[Stored records]
## START

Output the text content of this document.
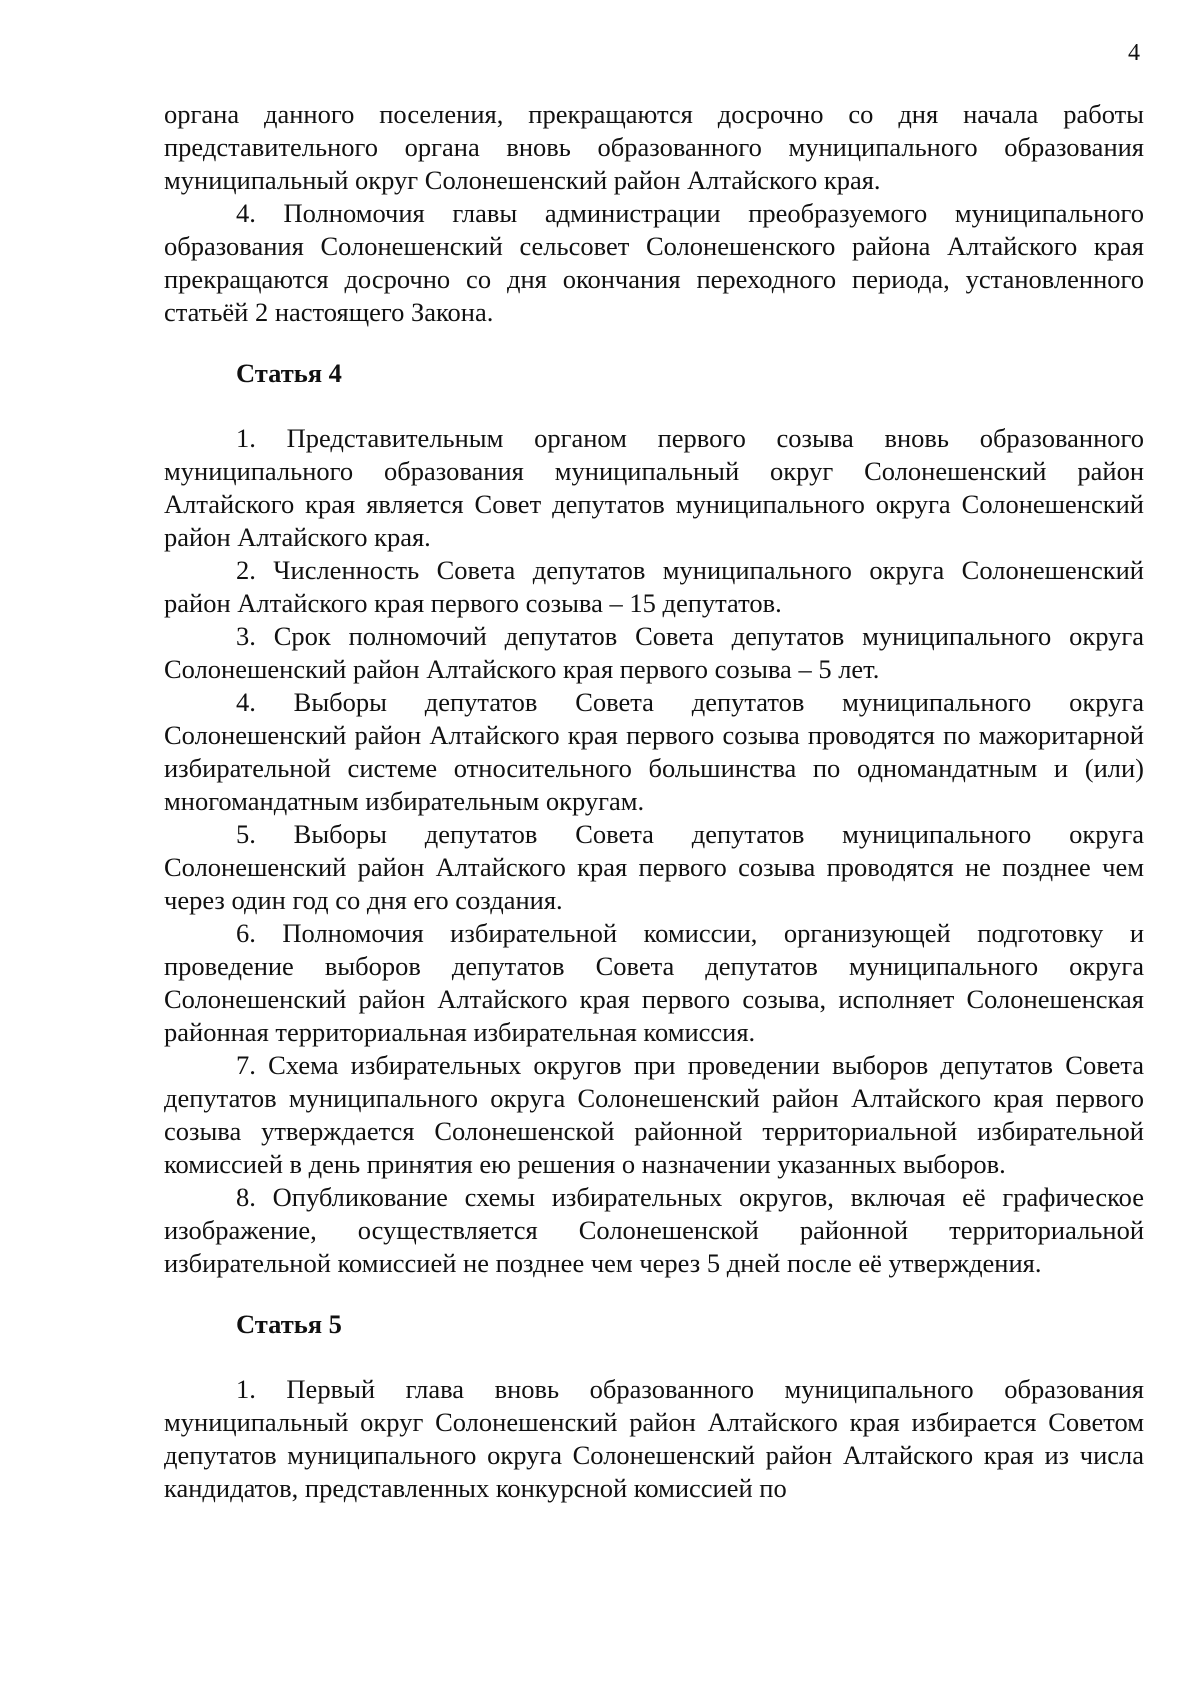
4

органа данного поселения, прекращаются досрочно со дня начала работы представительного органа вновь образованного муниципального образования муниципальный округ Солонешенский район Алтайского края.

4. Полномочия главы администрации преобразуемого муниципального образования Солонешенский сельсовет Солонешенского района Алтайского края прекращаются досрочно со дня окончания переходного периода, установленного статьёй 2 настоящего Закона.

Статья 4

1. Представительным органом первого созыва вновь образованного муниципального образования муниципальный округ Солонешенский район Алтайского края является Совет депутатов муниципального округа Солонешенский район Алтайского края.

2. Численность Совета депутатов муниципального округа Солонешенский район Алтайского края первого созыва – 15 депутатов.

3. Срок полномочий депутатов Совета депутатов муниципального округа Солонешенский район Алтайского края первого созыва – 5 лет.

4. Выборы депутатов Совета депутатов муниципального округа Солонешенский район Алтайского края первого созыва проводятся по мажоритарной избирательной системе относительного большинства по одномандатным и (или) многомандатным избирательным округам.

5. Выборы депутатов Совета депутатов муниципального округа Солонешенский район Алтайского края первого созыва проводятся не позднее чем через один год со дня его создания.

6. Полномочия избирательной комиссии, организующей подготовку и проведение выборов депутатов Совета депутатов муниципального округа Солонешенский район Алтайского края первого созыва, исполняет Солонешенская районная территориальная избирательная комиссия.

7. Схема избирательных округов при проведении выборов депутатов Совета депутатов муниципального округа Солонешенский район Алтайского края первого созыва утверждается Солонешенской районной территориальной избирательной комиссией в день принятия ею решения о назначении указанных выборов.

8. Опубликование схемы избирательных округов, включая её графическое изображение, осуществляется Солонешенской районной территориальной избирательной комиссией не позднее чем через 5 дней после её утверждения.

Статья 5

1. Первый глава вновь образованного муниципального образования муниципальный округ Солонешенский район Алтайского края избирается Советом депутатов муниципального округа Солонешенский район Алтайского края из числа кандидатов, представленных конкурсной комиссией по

## END
## START

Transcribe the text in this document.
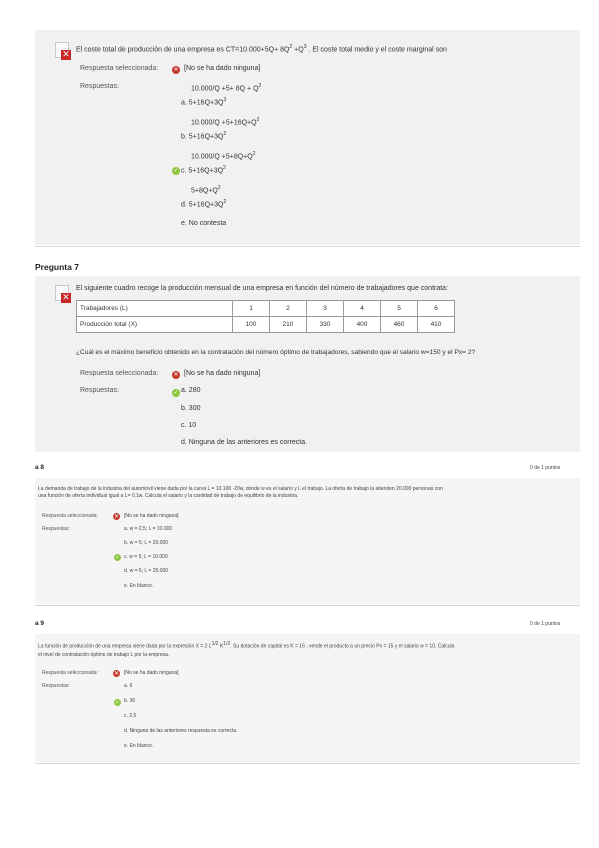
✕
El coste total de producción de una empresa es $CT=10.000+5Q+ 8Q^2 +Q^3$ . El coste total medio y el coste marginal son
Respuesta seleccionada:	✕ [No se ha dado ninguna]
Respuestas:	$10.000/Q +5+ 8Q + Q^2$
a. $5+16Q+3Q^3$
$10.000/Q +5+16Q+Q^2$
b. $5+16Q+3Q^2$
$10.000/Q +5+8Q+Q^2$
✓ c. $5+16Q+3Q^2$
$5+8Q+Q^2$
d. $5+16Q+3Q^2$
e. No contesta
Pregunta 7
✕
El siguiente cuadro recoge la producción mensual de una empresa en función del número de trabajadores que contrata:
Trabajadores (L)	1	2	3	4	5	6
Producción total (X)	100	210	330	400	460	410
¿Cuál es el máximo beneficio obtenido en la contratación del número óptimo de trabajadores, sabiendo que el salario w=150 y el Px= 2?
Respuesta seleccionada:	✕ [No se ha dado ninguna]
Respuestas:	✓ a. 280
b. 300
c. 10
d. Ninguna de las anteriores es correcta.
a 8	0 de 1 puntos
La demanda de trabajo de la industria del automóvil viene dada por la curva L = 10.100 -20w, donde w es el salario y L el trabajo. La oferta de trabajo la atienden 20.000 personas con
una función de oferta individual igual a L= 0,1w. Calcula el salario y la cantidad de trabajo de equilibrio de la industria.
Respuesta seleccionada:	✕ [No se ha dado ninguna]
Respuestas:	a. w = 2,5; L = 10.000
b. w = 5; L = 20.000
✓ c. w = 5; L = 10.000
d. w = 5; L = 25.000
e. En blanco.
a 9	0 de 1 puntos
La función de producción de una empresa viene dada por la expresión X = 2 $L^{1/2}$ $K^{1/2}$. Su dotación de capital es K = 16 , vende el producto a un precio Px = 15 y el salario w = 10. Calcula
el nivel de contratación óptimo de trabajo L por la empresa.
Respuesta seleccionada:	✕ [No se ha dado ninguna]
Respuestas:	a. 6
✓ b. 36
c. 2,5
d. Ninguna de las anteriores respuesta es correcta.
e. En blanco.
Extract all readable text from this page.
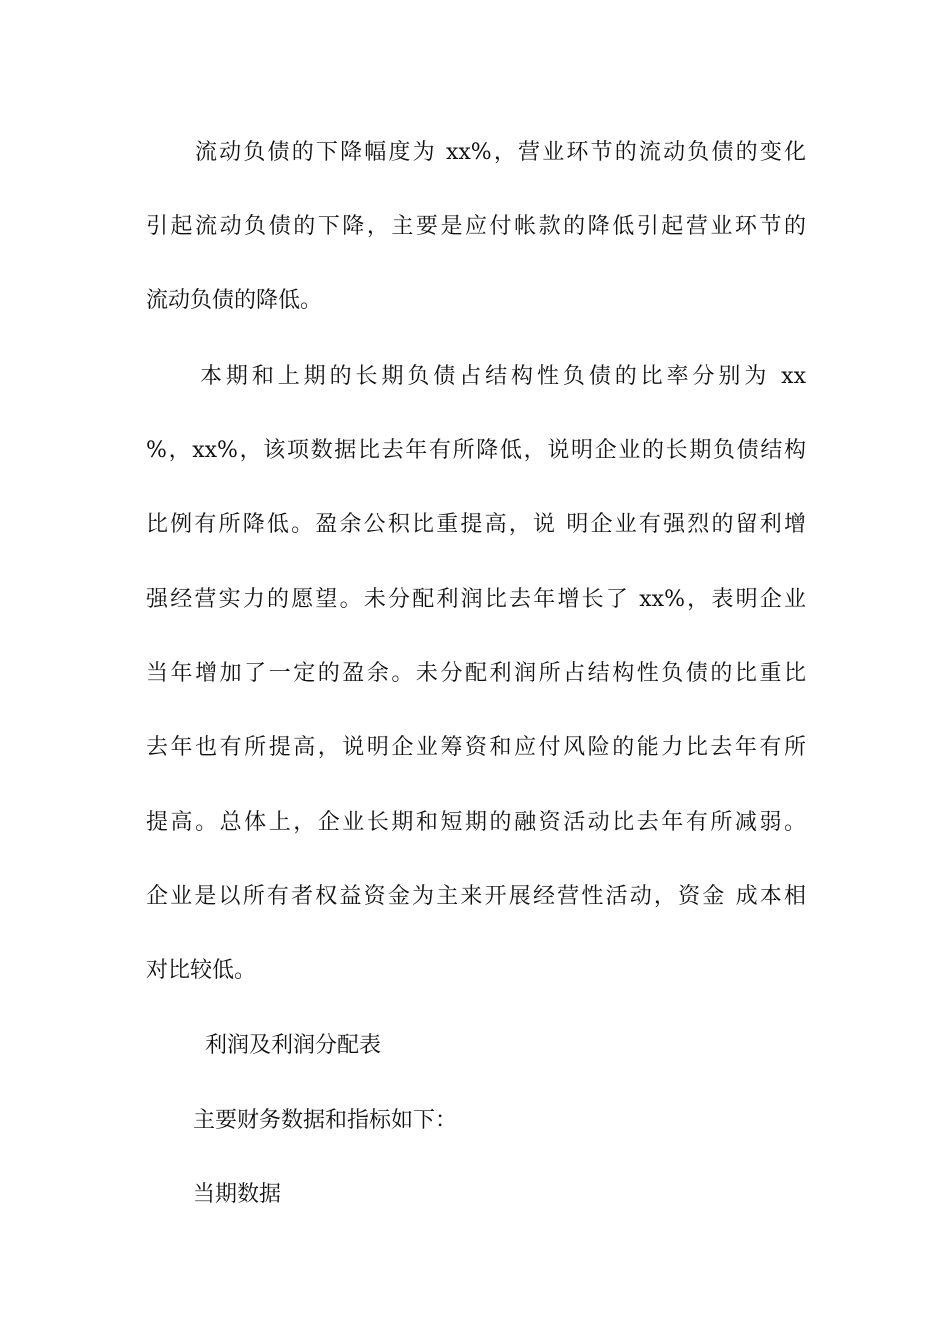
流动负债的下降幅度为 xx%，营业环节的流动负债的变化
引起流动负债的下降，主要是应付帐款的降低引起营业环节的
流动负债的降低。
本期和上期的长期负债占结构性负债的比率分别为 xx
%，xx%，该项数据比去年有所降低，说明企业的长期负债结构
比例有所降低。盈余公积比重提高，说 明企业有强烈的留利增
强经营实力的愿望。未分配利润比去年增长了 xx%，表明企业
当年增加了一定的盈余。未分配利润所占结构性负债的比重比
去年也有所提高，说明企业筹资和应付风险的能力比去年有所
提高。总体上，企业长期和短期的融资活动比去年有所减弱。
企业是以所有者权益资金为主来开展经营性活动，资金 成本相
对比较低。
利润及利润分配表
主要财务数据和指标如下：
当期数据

## END

**Directive**.
Only a number is wanted: how many lines of the material above hold "Respuestas"?

**Exercise solution**.
4